» PROBLEM TO WORK ON
Determine the number of lines that have the string "ylabel" in them, and give only that number.

» Dataset records on visual material
■ ■ ■

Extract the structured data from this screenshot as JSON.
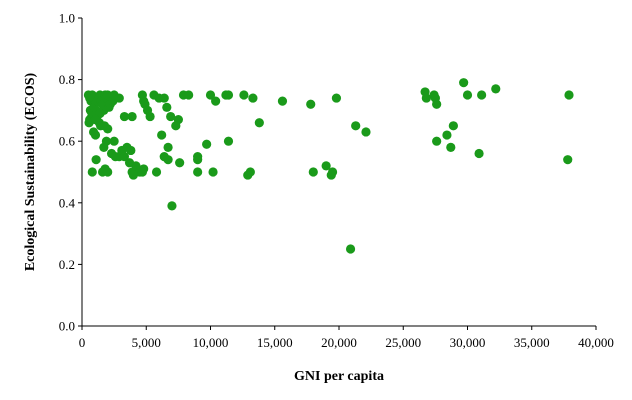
{
  "chart_data": {
    "type": "scatter",
    "title": "",
    "xlabel": "GNI per capita",
    "ylabel": "Ecological Sustainability (ECOS)",
    "xlim": [
      0,
      40000
    ],
    "ylim": [
      0.0,
      1.0
    ],
    "x_ticks": [
      0,
      5000,
      10000,
      15000,
      20000,
      25000,
      30000,
      35000,
      40000
    ],
    "x_tick_labels": [
      "0",
      "5,000",
      "10,000",
      "15,000",
      "20,000",
      "25,000",
      "30,000",
      "35,000",
      "40,000"
    ],
    "y_ticks": [
      0.0,
      0.2,
      0.4,
      0.6,
      0.8,
      1.0
    ],
    "y_tick_labels": [
      "0.0",
      "0.2",
      "0.4",
      "0.6",
      "0.8",
      "1.0"
    ],
    "grid": false,
    "legend": "none",
    "marker_color": "#1a9a1a",
    "series": [
      {
        "points": [
          [
            500,
            0.75
          ],
          [
            600,
            0.74
          ],
          [
            700,
            0.73
          ],
          [
            650,
            0.7
          ],
          [
            750,
            0.68
          ],
          [
            600,
            0.67
          ],
          [
            550,
            0.66
          ],
          [
            800,
            0.75
          ],
          [
            900,
            0.74
          ],
          [
            1000,
            0.72
          ],
          [
            1100,
            0.7
          ],
          [
            850,
            0.69
          ],
          [
            950,
            0.71
          ],
          [
            1200,
            0.73
          ],
          [
            1300,
            0.74
          ],
          [
            1400,
            0.75
          ],
          [
            1500,
            0.73
          ],
          [
            1600,
            0.72
          ],
          [
            1700,
            0.7
          ],
          [
            1800,
            0.75
          ],
          [
            1900,
            0.74
          ],
          [
            2000,
            0.75
          ],
          [
            2100,
            0.71
          ],
          [
            2200,
            0.72
          ],
          [
            2400,
            0.73
          ],
          [
            2500,
            0.75
          ],
          [
            2900,
            0.74
          ],
          [
            1150,
            0.68
          ],
          [
            1350,
            0.66
          ],
          [
            1450,
            0.65
          ],
          [
            1750,
            0.65
          ],
          [
            2000,
            0.64
          ],
          [
            1400,
            0.69
          ],
          [
            1050,
            0.67
          ],
          [
            900,
            0.63
          ],
          [
            1050,
            0.62
          ],
          [
            1900,
            0.6
          ],
          [
            1700,
            0.58
          ],
          [
            2500,
            0.6
          ],
          [
            800,
            0.5
          ],
          [
            1100,
            0.54
          ],
          [
            1600,
            0.5
          ],
          [
            1800,
            0.51
          ],
          [
            2000,
            0.5
          ],
          [
            2300,
            0.56
          ],
          [
            2600,
            0.55
          ],
          [
            2900,
            0.55
          ],
          [
            3100,
            0.57
          ],
          [
            3300,
            0.55
          ],
          [
            3500,
            0.58
          ],
          [
            3700,
            0.53
          ],
          [
            3800,
            0.57
          ],
          [
            3300,
            0.68
          ],
          [
            3900,
            0.5
          ],
          [
            4200,
            0.52
          ],
          [
            4500,
            0.5
          ],
          [
            4000,
            0.49
          ],
          [
            4800,
            0.51
          ],
          [
            4700,
            0.5
          ],
          [
            3900,
            0.68
          ],
          [
            4700,
            0.75
          ],
          [
            4800,
            0.73
          ],
          [
            4900,
            0.72
          ],
          [
            5100,
            0.7
          ],
          [
            5300,
            0.68
          ],
          [
            5600,
            0.75
          ],
          [
            6000,
            0.74
          ],
          [
            6400,
            0.74
          ],
          [
            6200,
            0.62
          ],
          [
            6700,
            0.58
          ],
          [
            6600,
            0.71
          ],
          [
            6900,
            0.68
          ],
          [
            7300,
            0.65
          ],
          [
            7500,
            0.67
          ],
          [
            7600,
            0.53
          ],
          [
            6400,
            0.55
          ],
          [
            6700,
            0.54
          ],
          [
            5800,
            0.5
          ],
          [
            7000,
            0.39
          ],
          [
            7900,
            0.75
          ],
          [
            8300,
            0.75
          ],
          [
            9000,
            0.55
          ],
          [
            9000,
            0.5
          ],
          [
            9700,
            0.59
          ],
          [
            9000,
            0.54
          ],
          [
            10000,
            0.75
          ],
          [
            10400,
            0.73
          ],
          [
            10200,
            0.5
          ],
          [
            11200,
            0.75
          ],
          [
            11400,
            0.75
          ],
          [
            11400,
            0.6
          ],
          [
            12600,
            0.75
          ],
          [
            13300,
            0.74
          ],
          [
            12900,
            0.49
          ],
          [
            13100,
            0.5
          ],
          [
            13800,
            0.66
          ],
          [
            15600,
            0.73
          ],
          [
            17800,
            0.72
          ],
          [
            18000,
            0.5
          ],
          [
            19000,
            0.52
          ],
          [
            19400,
            0.49
          ],
          [
            19500,
            0.5
          ],
          [
            19800,
            0.74
          ],
          [
            20900,
            0.25
          ],
          [
            21300,
            0.65
          ],
          [
            22100,
            0.63
          ],
          [
            26700,
            0.76
          ],
          [
            26800,
            0.74
          ],
          [
            27400,
            0.75
          ],
          [
            27500,
            0.74
          ],
          [
            27600,
            0.72
          ],
          [
            27600,
            0.6
          ],
          [
            28400,
            0.62
          ],
          [
            28700,
            0.58
          ],
          [
            28900,
            0.65
          ],
          [
            29700,
            0.79
          ],
          [
            30000,
            0.75
          ],
          [
            30900,
            0.56
          ],
          [
            31100,
            0.75
          ],
          [
            32200,
            0.77
          ],
          [
            37800,
            0.54
          ],
          [
            37900,
            0.75
          ]
        ]
      }
    ]
  }
}
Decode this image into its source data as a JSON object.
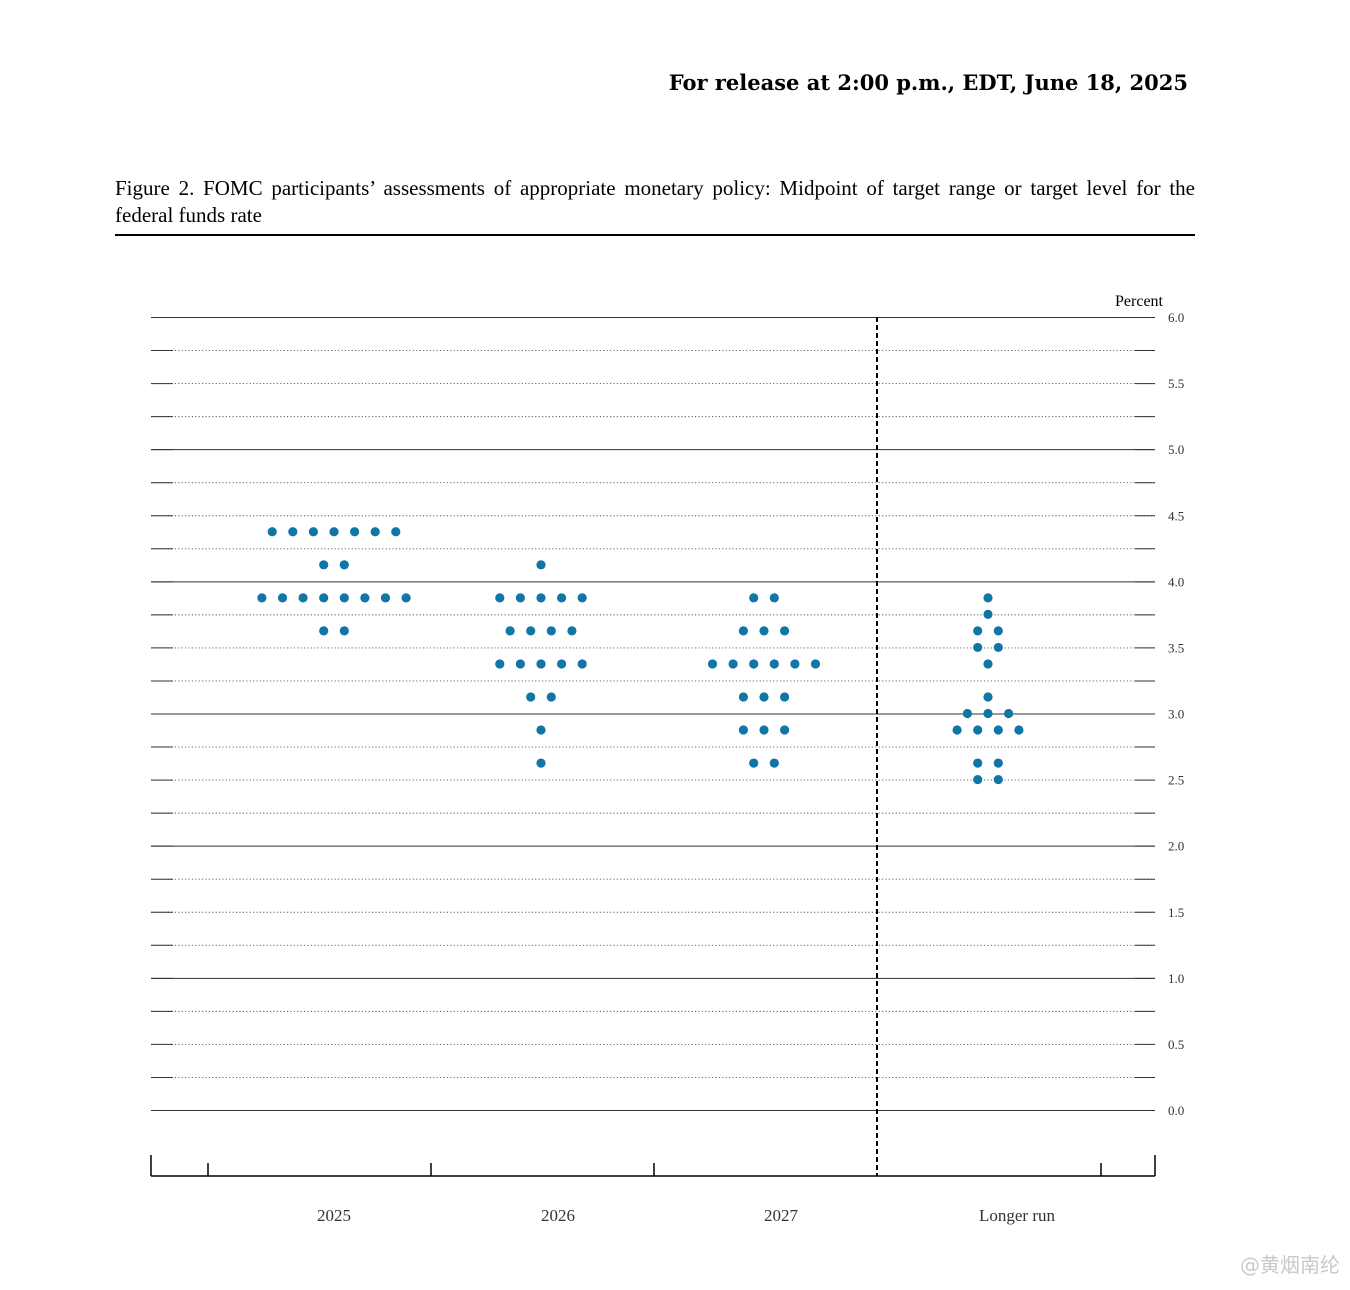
{
  "header": {
    "release": "For release at 2:00 p.m., EDT, June 18, 2025"
  },
  "caption": {
    "text": "Figure 2.  FOMC participants’ assessments of appropriate monetary policy:  Midpoint of target range or target level for the federal funds rate"
  },
  "watermark": {
    "text": "@黄烟南纶"
  },
  "chart_data": {
    "type": "scatter",
    "title": "",
    "xlabel": "",
    "ylabel": "Percent",
    "ylim": [
      0,
      6
    ],
    "yticks": [
      "6.0",
      "5.5",
      "5.0",
      "4.5",
      "4.0",
      "3.5",
      "3.0",
      "2.5",
      "2.0",
      "1.5",
      "1.0",
      "0.5",
      "0.0"
    ],
    "grid": "dotted every 0.25, solid every 1.0",
    "categories": [
      "2025",
      "2026",
      "2027",
      "Longer run"
    ],
    "series_color": "#0F76A6",
    "dots": [
      {
        "category": "2025",
        "counts": [
          {
            "rate": 4.375,
            "n": 7
          },
          {
            "rate": 4.125,
            "n": 2
          },
          {
            "rate": 3.875,
            "n": 8
          },
          {
            "rate": 3.625,
            "n": 2
          }
        ]
      },
      {
        "category": "2026",
        "counts": [
          {
            "rate": 4.125,
            "n": 1
          },
          {
            "rate": 3.875,
            "n": 5
          },
          {
            "rate": 3.625,
            "n": 4
          },
          {
            "rate": 3.375,
            "n": 5
          },
          {
            "rate": 3.125,
            "n": 2
          },
          {
            "rate": 2.875,
            "n": 1
          },
          {
            "rate": 2.625,
            "n": 1
          }
        ]
      },
      {
        "category": "2027",
        "counts": [
          {
            "rate": 3.875,
            "n": 2
          },
          {
            "rate": 3.625,
            "n": 3
          },
          {
            "rate": 3.375,
            "n": 6
          },
          {
            "rate": 3.125,
            "n": 3
          },
          {
            "rate": 2.875,
            "n": 3
          },
          {
            "rate": 2.625,
            "n": 2
          }
        ]
      },
      {
        "category": "Longer run",
        "counts": [
          {
            "rate": 3.875,
            "n": 1
          },
          {
            "rate": 3.75,
            "n": 1
          },
          {
            "rate": 3.625,
            "n": 2
          },
          {
            "rate": 3.5,
            "n": 2
          },
          {
            "rate": 3.375,
            "n": 1
          },
          {
            "rate": 3.125,
            "n": 1
          },
          {
            "rate": 3.0,
            "n": 3
          },
          {
            "rate": 2.875,
            "n": 4
          },
          {
            "rate": 2.625,
            "n": 2
          },
          {
            "rate": 2.5,
            "n": 2
          }
        ]
      }
    ]
  }
}
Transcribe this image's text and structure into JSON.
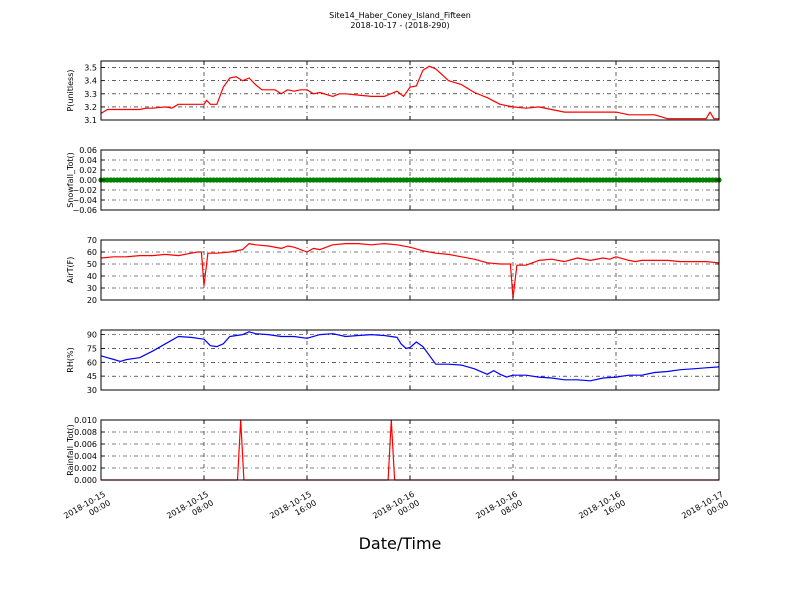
{
  "title": "Site14_Haber_Coney_Island_Fifteen",
  "subtitle": "2018-10-17 - (2018-290)",
  "xlabel": "Date/Time",
  "x_ticks": [
    {
      "value": 0,
      "line1": "2018-10-15",
      "line2": "00:00"
    },
    {
      "value": 8,
      "line1": "2018-10-15",
      "line2": "08:00"
    },
    {
      "value": 16,
      "line1": "2018-10-15",
      "line2": "16:00"
    },
    {
      "value": 24,
      "line1": "2018-10-16",
      "line2": "00:00"
    },
    {
      "value": 32,
      "line1": "2018-10-16",
      "line2": "08:00"
    },
    {
      "value": 40,
      "line1": "2018-10-16",
      "line2": "16:00"
    },
    {
      "value": 48,
      "line1": "2018-10-17",
      "line2": "00:00"
    }
  ],
  "chart_data": [
    {
      "type": "line",
      "ylabel": "P(unitless)",
      "color": "#ff0000",
      "ylim": [
        3.1,
        3.55
      ],
      "yticks": [
        3.1,
        3.2,
        3.3,
        3.4,
        3.5
      ],
      "ytick_labels": [
        "3.1",
        "3.2",
        "3.3",
        "3.4",
        "3.5"
      ],
      "grid": true,
      "x": [
        0,
        0.5,
        2,
        3,
        3.5,
        4,
        5,
        5.5,
        6,
        7,
        8,
        8.2,
        8.5,
        9,
        9.5,
        10,
        10.5,
        11,
        11.5,
        12,
        12.5,
        13,
        13.5,
        14,
        14.5,
        15,
        15.5,
        16,
        16.5,
        17,
        18,
        18.5,
        19,
        20,
        21,
        22,
        23,
        23.5,
        24,
        24.5,
        25,
        25.5,
        26,
        27,
        28,
        29,
        30,
        31,
        32,
        33,
        34,
        35,
        36,
        37,
        38,
        39,
        40,
        41,
        42,
        43,
        44,
        45,
        46,
        47,
        47.3,
        47.6,
        48
      ],
      "y": [
        3.15,
        3.18,
        3.18,
        3.18,
        3.19,
        3.19,
        3.2,
        3.19,
        3.22,
        3.22,
        3.22,
        3.25,
        3.22,
        3.22,
        3.35,
        3.42,
        3.43,
        3.4,
        3.42,
        3.37,
        3.33,
        3.33,
        3.33,
        3.3,
        3.33,
        3.32,
        3.33,
        3.33,
        3.3,
        3.31,
        3.28,
        3.3,
        3.3,
        3.29,
        3.28,
        3.28,
        3.32,
        3.28,
        3.35,
        3.36,
        3.48,
        3.51,
        3.49,
        3.4,
        3.37,
        3.31,
        3.27,
        3.22,
        3.2,
        3.19,
        3.2,
        3.18,
        3.16,
        3.16,
        3.16,
        3.16,
        3.16,
        3.14,
        3.14,
        3.14,
        3.11,
        3.11,
        3.11,
        3.11,
        3.16,
        3.11,
        3.11
      ]
    },
    {
      "type": "scatter",
      "ylabel": "Snowfall_Tot()",
      "color": "#008000",
      "ylim": [
        -0.06,
        0.06
      ],
      "yticks": [
        -0.06,
        -0.04,
        -0.02,
        0.0,
        0.02,
        0.04,
        0.06
      ],
      "ytick_labels": [
        "−0.06",
        "−0.04",
        "−0.02",
        "0.00",
        "0.02",
        "0.04",
        "0.06"
      ],
      "grid": true,
      "x_start": 0,
      "x_end": 48,
      "x_step": 0.25,
      "value": 0.0
    },
    {
      "type": "line",
      "ylabel": "AirT(F)",
      "color": "#ff0000",
      "ylim": [
        20,
        70
      ],
      "yticks": [
        20,
        30,
        40,
        50,
        60,
        70
      ],
      "ytick_labels": [
        "20",
        "30",
        "40",
        "50",
        "60",
        "70"
      ],
      "grid": true,
      "x": [
        0,
        1,
        2,
        3,
        4,
        5,
        6,
        7,
        7.5,
        7.8,
        8,
        8.3,
        9,
        10,
        11,
        11.5,
        12,
        13,
        14,
        14.5,
        15,
        16,
        16.5,
        17,
        18,
        19,
        20,
        21,
        22,
        23,
        24,
        25,
        26,
        27,
        28,
        29,
        30,
        31,
        31.5,
        31.8,
        32,
        32.3,
        33,
        34,
        35,
        36,
        37,
        38,
        39,
        39.5,
        40,
        41,
        41.5,
        42,
        43,
        44,
        45,
        46,
        47,
        48
      ],
      "y": [
        55,
        56,
        56,
        57,
        57,
        58,
        57,
        59,
        60,
        60,
        32,
        59,
        59,
        60,
        62,
        67,
        66,
        65,
        63,
        65,
        64,
        60,
        63,
        62,
        66,
        67,
        67,
        66,
        67,
        66,
        64,
        61,
        59,
        58,
        56,
        54,
        51,
        50,
        50,
        50,
        22,
        49,
        49,
        53,
        54,
        52,
        55,
        53,
        55,
        54,
        56,
        53,
        52,
        53,
        53,
        53,
        52,
        52,
        52,
        51
      ]
    },
    {
      "type": "line",
      "ylabel": "RH(%)",
      "color": "#0000ff",
      "ylim": [
        30,
        95
      ],
      "yticks": [
        30,
        45,
        60,
        75,
        90
      ],
      "ytick_labels": [
        "30",
        "45",
        "60",
        "75",
        "90"
      ],
      "grid": true,
      "x": [
        0,
        0.5,
        1,
        1.5,
        2,
        3,
        4,
        5,
        6,
        7,
        8,
        8.5,
        9,
        9.5,
        10,
        11,
        11.5,
        12,
        13,
        14,
        15,
        16,
        17,
        18,
        19,
        20,
        21,
        22,
        23,
        23.3,
        23.7,
        24,
        24.5,
        25,
        26,
        27,
        28,
        29,
        30,
        30.5,
        31,
        31.5,
        32,
        33,
        34,
        35,
        36,
        37,
        38,
        39,
        40,
        41,
        42,
        43,
        44,
        45,
        46,
        47,
        48
      ],
      "y": [
        67,
        65,
        63,
        61,
        63,
        65,
        72,
        80,
        88,
        87,
        85,
        78,
        77,
        80,
        88,
        90,
        93,
        91,
        90,
        88,
        88,
        86,
        90,
        91,
        88,
        89,
        90,
        89,
        87,
        80,
        75,
        76,
        82,
        77,
        58,
        58,
        57,
        53,
        47,
        51,
        47,
        44,
        46,
        46,
        44,
        43,
        41,
        41,
        40,
        43,
        44,
        46,
        46,
        49,
        50,
        52,
        53,
        54,
        55
      ]
    },
    {
      "type": "line",
      "ylabel": "Rainfall_Tot()",
      "color": "#ff0000",
      "ylim": [
        0,
        0.01
      ],
      "yticks": [
        0,
        0.002,
        0.004,
        0.006,
        0.008,
        0.01
      ],
      "ytick_labels": [
        "0.000",
        "0.002",
        "0.004",
        "0.006",
        "0.008",
        "0.010"
      ],
      "grid": true,
      "x": [
        0,
        10.6,
        10.85,
        11.1,
        22.3,
        22.55,
        22.8,
        48
      ],
      "y": [
        0,
        0,
        0.01,
        0,
        0,
        0.01,
        0,
        0
      ]
    }
  ]
}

■ ■ ■

» EXERCISE SOLUTION
7